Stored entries
--------------------------------
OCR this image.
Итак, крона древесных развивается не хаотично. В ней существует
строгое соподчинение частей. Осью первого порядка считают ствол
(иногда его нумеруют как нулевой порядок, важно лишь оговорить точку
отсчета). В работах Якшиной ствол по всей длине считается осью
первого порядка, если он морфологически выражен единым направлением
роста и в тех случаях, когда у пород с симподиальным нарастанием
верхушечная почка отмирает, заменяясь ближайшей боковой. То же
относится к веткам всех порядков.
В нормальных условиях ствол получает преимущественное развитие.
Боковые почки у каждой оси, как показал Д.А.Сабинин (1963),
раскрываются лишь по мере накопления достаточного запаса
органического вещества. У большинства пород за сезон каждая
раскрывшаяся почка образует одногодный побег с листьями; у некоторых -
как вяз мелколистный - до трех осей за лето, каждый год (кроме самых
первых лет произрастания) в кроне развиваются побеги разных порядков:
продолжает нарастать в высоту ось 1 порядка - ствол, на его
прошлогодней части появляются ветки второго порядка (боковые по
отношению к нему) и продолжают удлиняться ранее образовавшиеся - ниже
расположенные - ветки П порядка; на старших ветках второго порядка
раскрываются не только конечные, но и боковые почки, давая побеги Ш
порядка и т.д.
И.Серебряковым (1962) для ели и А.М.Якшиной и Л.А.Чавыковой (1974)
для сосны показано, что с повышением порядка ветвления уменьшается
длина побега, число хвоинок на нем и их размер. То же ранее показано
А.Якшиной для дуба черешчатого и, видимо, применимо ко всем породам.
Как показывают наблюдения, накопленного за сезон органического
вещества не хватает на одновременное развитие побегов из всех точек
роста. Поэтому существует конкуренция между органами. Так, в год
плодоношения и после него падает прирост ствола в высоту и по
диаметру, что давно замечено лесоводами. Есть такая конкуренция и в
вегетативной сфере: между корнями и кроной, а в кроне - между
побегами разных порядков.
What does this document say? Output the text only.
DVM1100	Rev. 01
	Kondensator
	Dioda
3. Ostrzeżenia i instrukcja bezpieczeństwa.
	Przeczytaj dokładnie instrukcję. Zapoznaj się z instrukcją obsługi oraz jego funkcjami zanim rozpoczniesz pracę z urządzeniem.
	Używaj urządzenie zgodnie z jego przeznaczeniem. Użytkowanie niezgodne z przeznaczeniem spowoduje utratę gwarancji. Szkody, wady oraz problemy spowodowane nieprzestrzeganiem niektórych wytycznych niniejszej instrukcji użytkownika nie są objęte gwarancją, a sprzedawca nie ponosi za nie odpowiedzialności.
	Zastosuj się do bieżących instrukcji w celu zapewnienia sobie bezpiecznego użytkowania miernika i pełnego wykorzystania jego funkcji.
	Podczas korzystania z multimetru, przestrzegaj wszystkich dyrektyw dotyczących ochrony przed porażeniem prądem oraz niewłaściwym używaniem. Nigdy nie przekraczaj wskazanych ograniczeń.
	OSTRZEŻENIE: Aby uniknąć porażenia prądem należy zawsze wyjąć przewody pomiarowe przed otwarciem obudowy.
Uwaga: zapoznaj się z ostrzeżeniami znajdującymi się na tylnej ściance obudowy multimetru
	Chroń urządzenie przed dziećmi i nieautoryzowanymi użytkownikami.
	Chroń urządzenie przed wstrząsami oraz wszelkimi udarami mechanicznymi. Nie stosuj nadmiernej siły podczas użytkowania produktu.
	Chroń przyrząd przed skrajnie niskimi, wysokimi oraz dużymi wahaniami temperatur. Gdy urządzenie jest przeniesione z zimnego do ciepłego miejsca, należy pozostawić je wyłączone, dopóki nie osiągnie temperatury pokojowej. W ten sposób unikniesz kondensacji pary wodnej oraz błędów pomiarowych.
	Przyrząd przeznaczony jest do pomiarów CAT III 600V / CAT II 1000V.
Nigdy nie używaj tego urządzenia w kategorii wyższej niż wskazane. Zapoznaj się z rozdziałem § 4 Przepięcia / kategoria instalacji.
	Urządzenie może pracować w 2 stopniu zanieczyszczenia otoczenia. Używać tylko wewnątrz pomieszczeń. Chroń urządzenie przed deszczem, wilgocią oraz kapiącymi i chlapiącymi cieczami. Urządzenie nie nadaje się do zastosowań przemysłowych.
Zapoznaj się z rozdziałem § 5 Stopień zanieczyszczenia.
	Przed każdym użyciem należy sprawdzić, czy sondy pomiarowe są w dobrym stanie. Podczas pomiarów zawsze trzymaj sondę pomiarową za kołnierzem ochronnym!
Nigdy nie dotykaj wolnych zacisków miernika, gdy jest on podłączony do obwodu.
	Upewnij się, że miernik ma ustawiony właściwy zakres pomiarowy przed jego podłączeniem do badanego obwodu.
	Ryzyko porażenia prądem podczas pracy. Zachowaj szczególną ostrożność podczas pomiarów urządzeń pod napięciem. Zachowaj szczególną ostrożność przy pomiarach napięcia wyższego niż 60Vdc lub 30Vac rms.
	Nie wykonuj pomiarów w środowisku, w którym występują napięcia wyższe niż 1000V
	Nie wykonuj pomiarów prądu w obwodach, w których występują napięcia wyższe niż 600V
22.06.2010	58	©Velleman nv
--------------------------------
Task brief: Each record above should be returned exactly as it appears.

Worked answer:
OCR this image.
Итак, крона древесных развивается не хаотично. В ней существует
строгое соподчинение частей. Осью первого порядка считают ствол
(иногда его нумеруют как нулевой порядок, важно лишь оговорить точку
отсчета). В работах Якшиной ствол по всей длине считается осью
первого порядка, если он морфологически выражен единым направлением
роста и в тех случаях, когда у пород с симподиальным нарастанием
верхушечная почка отмирает, заменяясь ближайшей боковой. То же
относится к веткам всех порядков.
В нормальных условиях ствол получает преимущественное развитие.
Боковые почки у каждой оси, как показал Д.А.Сабинин (1963),
раскрываются лишь по мере накопления достаточного запаса
органического вещества. У большинства пород за сезон каждая
раскрывшаяся почка образует одногодный побег с листьями; у некоторых -
как вяз мелколистный - до трех осей за лето, каждый год (кроме самых
первых лет произрастания) в кроне развиваются побеги разных порядков:
продолжает нарастать в высоту ось 1 порядка - ствол, на его
прошлогодней части появляются ветки второго порядка (боковые по
отношению к нему) и продолжают удлиняться ранее образовавшиеся - ниже
расположенные - ветки П порядка; на старших ветках второго порядка
раскрываются не только конечные, но и боковые почки, давая побеги Ш
порядка и т.д.
И.Серебряковым (1962) для ели и А.М.Якшиной и Л.А.Чавыковой (1974)
для сосны показано, что с повышением порядка ветвления уменьшается
длина побега, число хвоинок на нем и их размер. То же ранее показано
А.Якшиной для дуба черешчатого и, видимо, применимо ко всем породам.
Как показывают наблюдения, накопленного за сезон органического
вещества не хватает на одновременное развитие побегов из всех точек
роста. Поэтому существует конкуренция между органами. Так, в год
плодоношения и после него падает прирост ствола в высоту и по
диаметру, что давно замечено лесоводами. Есть такая конкуренция и в
вегетативной сфере: между корнями и кроной, а в кроне - между
побегами разных порядков.
What does this document say? Output the text only.
DVM1100	Rev. 01
	Kondensator
	Dioda
3. Ostrzeżenia i instrukcja bezpieczeństwa.
	Przeczytaj dokładnie instrukcję. Zapoznaj się z instrukcją obsługi oraz jego funkcjami zanim rozpoczniesz pracę z urządzeniem.
	Używaj urządzenie zgodnie z jego przeznaczeniem. Użytkowanie niezgodne z przeznaczeniem spowoduje utratę gwarancji. Szkody, wady oraz problemy spowodowane nieprzestrzeganiem niektórych wytycznych niniejszej instrukcji użytkownika nie są objęte gwarancją, a sprzedawca nie ponosi za nie odpowiedzialności.
	Zastosuj się do bieżących instrukcji w celu zapewnienia sobie bezpiecznego użytkowania miernika i pełnego wykorzystania jego funkcji.
	Podczas korzystania z multimetru, przestrzegaj wszystkich dyrektyw dotyczących ochrony przed porażeniem prądem oraz niewłaściwym używaniem. Nigdy nie przekraczaj wskazanych ograniczeń.
	OSTRZEŻENIE: Aby uniknąć porażenia prądem należy zawsze wyjąć przewody pomiarowe przed otwarciem obudowy.
Uwaga: zapoznaj się z ostrzeżeniami znajdującymi się na tylnej ściance obudowy multimetru
	Chroń urządzenie przed dziećmi i nieautoryzowanymi użytkownikami.
	Chroń urządzenie przed wstrząsami oraz wszelkimi udarami mechanicznymi. Nie stosuj nadmiernej siły podczas użytkowania produktu.
	Chroń przyrząd przed skrajnie niskimi, wysokimi oraz dużymi wahaniami temperatur. Gdy urządzenie jest przeniesione z zimnego do ciepłego miejsca, należy pozostawić je wyłączone, dopóki nie osiągnie temperatury pokojowej. W ten sposób unikniesz kondensacji pary wodnej oraz błędów pomiarowych.
	Przyrząd przeznaczony jest do pomiarów CAT III 600V / CAT II 1000V.
Nigdy nie używaj tego urządzenia w kategorii wyższej niż wskazane. Zapoznaj się z rozdziałem § 4 Przepięcia / kategoria instalacji.
	Urządzenie może pracować w 2 stopniu zanieczyszczenia otoczenia. Używać tylko wewnątrz pomieszczeń. Chroń urządzenie przed deszczem, wilgocią oraz kapiącymi i chlapiącymi cieczami. Urządzenie nie nadaje się do zastosowań przemysłowych.
Zapoznaj się z rozdziałem § 5 Stopień zanieczyszczenia.
	Przed każdym użyciem należy sprawdzić, czy sondy pomiarowe są w dobrym stanie. Podczas pomiarów zawsze trzymaj sondę pomiarową za kołnierzem ochronnym!
Nigdy nie dotykaj wolnych zacisków miernika, gdy jest on podłączony do obwodu.
	Upewnij się, że miernik ma ustawiony właściwy zakres pomiarowy przed jego podłączeniem do badanego obwodu.
	Ryzyko porażenia prądem podczas pracy. Zachowaj szczególną ostrożność podczas pomiarów urządzeń pod napięciem. Zachowaj szczególną ostrożność przy pomiarach napięcia wyższego niż 60Vdc lub 30Vac rms.
	Nie wykonuj pomiarów w środowisku, w którym występują napięcia wyższe niż 1000V
	Nie wykonuj pomiarów prądu w obwodach, w których występują napięcia wyższe niż 600V
22.06.2010	58	©Velleman nv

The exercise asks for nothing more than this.